─── Fragmento del texto

Bertrand Russell (1872-1970), filósofo, matemático, escritor y premio nobel de literatura, era un reconocido ateo. En cierta ocasión le preguntaron qué le diría a Dios si, tras su muerte, comprobaba que, efectivamente, existía. La respuesta de Russell fue tan sencilla como clara: "Le diría que no era evidente."
Digámoslo tan claramente como Russell: no hay una sola prueba de la existencia de Dios. Por no haber, no hay ni siquiera una mínima evidencia. Puede que la existencia del mundo, del universo, sea inexplicable o muy difícil de entender y, por tanto, de aceptar por la vía de la evolución. Pero trasladar su existencia a la creación por parte de Dios no lo hace más inteligible, lo que se consigue con ello es trasladar el problema, porque la pregunta que surge de forma inmediata es: ¿Y a Dios quién lo creo? Las religiones responden que Dios existe desde siempre. Bien, puede ser, ¿pero qué impedimento hay para que, en lugar de Dios, al que hay que recurrir, sea el universo, incluida la Tierra, el que exista desde siempre en sus diferentes y sucesivos estados?
Poner la existencia del mundo en manos de Dios, cuando no tenemos de Él la menor prueba, conduce, inexorablemente, a la necesidad de creer. La práctica de la religión exige la fe por parte del fiel. Sin fe, en realidad, no hay religión, una fe que, para colmo, en el cristianismo, al menos, es gracia que Dios, de cuya existencia no tenemos pruebas, repitámoslo, concede al creyente potencial.
El cristianismo, para centrarnos en la religión dominante en nuestro país, nace a partir de la figura de Jesús de Nazaret, del que los evangelios cuentan que murió y resucitó, y al que la Iglesia denomina Cristo, una palabra de origen griego que viene a significar El Ungido. Los evangelios cuentan mucho más, aunque, para empezar no puede decirse que haya unanimidad entre los distintos textos ni contradicciones y relatos increíbles en el interior de cada uno de ellos. Pero hay algo más importante aún: A pesar de los evangelios, los cuatro autorizados por la Iglesia y otro buen número considerados apócrifos, esto es, falsos o de muy dudosa veracidad para la Iglesia, no hay pruebas fehacientes de la existencia real de Jesús.
Yo sé que más del noventa y nueve por ciento de los historiadores y eruditos que han estudiado el asunto dan por cierta su existencia, con distintas justificaciones. Antonio Piñero, por ejemplo, sin duda, el historiador que en España mejor conoce la época y los textos y uno de los más prestigiosos del panorama internacional, afirma que, históricamente y grosso modo, los evangelios responden a la verdad, porque cuentan cosas que van contra el propio cristianismo, es decir, hablando llanamente, que los evangelistas tiran piedras contra su propio tejado. Ahora bien, Antonio Piñero no es novelista y no conoce las dosis de imaginación y hasta de mala leche que puede derrochar un novelista para embrollar una historia, con objeto de darle verosimilitud.

──────
─── Extracto de datos

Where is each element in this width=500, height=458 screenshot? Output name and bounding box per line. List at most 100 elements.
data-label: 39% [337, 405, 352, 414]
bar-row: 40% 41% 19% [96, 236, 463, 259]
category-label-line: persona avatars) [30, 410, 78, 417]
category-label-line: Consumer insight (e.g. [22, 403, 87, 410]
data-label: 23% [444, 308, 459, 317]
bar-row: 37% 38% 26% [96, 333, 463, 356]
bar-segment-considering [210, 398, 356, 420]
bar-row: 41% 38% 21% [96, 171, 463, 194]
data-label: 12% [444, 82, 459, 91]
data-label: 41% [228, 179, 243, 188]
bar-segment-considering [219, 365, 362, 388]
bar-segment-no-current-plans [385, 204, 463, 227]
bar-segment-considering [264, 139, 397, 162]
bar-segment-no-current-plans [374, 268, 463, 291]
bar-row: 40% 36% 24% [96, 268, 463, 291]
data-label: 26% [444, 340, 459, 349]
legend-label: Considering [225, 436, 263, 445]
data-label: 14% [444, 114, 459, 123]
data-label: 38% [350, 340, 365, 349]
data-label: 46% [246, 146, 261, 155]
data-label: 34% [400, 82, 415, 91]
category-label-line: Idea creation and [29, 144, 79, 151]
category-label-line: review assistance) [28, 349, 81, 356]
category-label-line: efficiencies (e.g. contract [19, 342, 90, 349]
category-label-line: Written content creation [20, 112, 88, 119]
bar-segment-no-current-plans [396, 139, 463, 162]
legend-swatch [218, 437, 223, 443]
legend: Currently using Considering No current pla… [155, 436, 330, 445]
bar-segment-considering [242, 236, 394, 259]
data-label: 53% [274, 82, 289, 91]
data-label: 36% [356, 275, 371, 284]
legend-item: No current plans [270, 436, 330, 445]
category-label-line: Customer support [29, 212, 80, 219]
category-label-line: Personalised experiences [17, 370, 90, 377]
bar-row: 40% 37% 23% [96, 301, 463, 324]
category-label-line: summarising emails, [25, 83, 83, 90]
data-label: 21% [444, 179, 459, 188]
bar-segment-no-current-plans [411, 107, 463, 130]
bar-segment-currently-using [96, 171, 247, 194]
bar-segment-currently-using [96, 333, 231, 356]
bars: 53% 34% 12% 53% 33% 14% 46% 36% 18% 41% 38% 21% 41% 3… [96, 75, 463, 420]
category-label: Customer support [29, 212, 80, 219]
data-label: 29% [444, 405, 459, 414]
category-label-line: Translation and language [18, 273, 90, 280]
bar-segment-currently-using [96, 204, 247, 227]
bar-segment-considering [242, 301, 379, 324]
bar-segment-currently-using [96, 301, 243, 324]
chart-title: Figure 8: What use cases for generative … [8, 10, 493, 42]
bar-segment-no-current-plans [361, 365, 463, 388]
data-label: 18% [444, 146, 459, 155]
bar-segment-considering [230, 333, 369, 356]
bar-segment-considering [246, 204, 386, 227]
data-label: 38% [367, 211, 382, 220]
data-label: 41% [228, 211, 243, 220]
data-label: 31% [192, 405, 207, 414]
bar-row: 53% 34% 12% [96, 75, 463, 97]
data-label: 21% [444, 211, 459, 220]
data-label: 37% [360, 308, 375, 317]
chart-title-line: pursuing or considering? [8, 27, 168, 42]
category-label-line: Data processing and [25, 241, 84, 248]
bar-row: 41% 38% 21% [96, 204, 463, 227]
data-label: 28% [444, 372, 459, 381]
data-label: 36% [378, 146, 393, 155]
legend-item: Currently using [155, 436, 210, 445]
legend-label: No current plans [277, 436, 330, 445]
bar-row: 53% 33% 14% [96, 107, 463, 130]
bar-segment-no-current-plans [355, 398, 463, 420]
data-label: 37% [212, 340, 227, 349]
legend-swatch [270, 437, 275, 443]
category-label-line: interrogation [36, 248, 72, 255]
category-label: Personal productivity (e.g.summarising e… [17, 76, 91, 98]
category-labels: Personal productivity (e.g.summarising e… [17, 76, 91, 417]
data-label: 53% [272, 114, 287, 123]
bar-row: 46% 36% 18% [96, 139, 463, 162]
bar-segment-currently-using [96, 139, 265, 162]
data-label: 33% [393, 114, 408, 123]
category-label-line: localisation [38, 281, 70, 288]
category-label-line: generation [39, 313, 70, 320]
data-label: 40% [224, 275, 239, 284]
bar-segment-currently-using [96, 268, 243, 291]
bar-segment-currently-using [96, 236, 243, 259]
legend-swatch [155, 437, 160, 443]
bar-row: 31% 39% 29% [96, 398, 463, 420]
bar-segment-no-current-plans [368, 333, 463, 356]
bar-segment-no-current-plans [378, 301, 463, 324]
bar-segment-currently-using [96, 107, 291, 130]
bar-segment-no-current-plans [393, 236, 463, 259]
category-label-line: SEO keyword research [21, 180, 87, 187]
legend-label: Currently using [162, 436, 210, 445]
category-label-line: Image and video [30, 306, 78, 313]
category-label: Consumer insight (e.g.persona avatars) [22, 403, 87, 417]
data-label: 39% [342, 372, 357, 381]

──────

Tareas pendientes:
A. En el texto sobre la existencia de Dios, ¿qué contestó Russell cuando le preguntaron qué le diría a Dios si descubría que existía?
B. Sigue escribiendo el texto sobre la existencia de Dios justo después de su última frase.
Las entradas no tienen nada que ver con el texto.

Respuestas finales:
A. Que le diría que no era evidente.

B.
Pero más allá de la creencia tanto de Antonio Piñero como del resto de los eruditos, hay en los evangelios ciertos pasajes que, en relación con la existencia real de Jesús, a mí me llenan de perplejidad. Uno de ellos es el de la entrada triunfal en Jerusalén, hecho que la Iglesia conmemora en el Domingo de Ramos. Lo cuenta Mateo (21, 8-10): Jesús montaba un borriquillo, que nadie había montado antes y "la gente, muy numerosa, extendió sus mantos por el camino; otros cortaban ramas de los árboles y las tendían por el camino. Y la gente que iba delante y detrás de él gritaba: ¡Hosanna al Hijo de David! ¡Bendito el que viene en nombre del Señor! ¡Hosanna en las alturas! Y al entrar él en Jerusalén, toda la ciudad se conmovió. ¿Quién es este?, decían. Y la gente respondía: Este es el profeta Jesús, de Nazaret de Galilea." Y, poco después, se produce la expulsión de los mercaderes del templo.
Es decir, estamos ante un suceso público de gran magnitud para la época, que conmueve no a cualquier ciudad, sino a Jerusalén, el centro histórico del judaísmo y más especialmente en aquellos momentos, ¡y nadie, absolutamente nadie, salvo los evangelistas, cuentan nada al respecto!, ni siquiera Josefo, el gran historiador judío, tan minucioso.
A partir de aquí y hasta la muerte y la pretendida resurrección es ya imprescindible la fe, pero fe no en Jesús, que no dejó nada escrito, sino en los evangelistas, hombres como tú y como yo, con unos intereses específicos que los empujan a escribir, cada uno por su cuenta, una historia que sólo ellos pueden saber cuánto de verdad y cuanto de invención o de exageración hay en ella, hombres que, además, ni siquiera fueron discípulos de Jesús.
Y toda la historia coronada por la inverosímil resurrección, tan difícil, si no imposible, de creer para cualquier persona que se detenga un momento a pensarlo, sobre todo, si se añade que la resurrección propiamente dicha no se relata, lo que se relata es que cuando unas mujeres llegaron para ungir el cadáver encontraron la tumba vacía. Es decir, hay que creer, una vez más, y para creer es necesario renunciar a la razón, como sostienen, entre muchísimos otros, personajes tan dispares como San Agustín y Lutero.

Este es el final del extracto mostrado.